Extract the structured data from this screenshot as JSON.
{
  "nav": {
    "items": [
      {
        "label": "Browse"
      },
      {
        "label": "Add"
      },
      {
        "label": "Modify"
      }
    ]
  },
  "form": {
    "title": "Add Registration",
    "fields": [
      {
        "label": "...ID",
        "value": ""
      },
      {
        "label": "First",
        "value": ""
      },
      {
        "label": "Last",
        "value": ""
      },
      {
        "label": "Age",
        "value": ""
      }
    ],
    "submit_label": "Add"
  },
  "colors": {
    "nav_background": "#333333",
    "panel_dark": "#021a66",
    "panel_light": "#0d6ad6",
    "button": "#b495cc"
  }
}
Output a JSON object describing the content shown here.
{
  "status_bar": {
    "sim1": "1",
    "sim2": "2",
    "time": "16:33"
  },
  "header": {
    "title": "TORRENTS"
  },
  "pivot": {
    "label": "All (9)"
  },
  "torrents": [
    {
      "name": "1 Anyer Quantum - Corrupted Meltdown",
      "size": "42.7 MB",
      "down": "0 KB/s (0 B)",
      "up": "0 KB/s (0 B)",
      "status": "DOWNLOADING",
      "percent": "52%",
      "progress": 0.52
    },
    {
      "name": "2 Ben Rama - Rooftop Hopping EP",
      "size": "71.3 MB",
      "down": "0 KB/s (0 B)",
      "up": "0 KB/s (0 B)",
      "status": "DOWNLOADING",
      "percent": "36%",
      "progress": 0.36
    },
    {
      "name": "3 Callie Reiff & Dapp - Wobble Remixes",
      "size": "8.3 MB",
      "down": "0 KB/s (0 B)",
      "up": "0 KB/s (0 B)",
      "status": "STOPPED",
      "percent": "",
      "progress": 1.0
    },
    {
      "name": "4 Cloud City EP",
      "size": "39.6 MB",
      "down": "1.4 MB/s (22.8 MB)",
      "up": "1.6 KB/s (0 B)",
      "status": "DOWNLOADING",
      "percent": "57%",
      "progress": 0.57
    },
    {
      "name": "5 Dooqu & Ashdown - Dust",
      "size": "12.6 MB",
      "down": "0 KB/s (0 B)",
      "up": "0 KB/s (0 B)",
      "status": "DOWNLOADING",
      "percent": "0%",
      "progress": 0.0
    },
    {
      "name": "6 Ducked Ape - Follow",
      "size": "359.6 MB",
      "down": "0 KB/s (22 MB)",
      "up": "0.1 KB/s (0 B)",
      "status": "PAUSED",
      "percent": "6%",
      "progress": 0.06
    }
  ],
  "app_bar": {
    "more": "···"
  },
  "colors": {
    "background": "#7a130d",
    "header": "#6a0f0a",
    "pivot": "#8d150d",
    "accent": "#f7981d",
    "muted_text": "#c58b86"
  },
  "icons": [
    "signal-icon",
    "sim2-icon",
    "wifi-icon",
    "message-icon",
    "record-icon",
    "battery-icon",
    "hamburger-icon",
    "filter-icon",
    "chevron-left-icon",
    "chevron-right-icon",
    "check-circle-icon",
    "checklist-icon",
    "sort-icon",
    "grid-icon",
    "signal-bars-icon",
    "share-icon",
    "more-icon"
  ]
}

_Exercise_: Select and copy each line from the data that includes the word "title".

_Expected answer_:
    "title": "Add Registration",
    "title": "TORRENTS"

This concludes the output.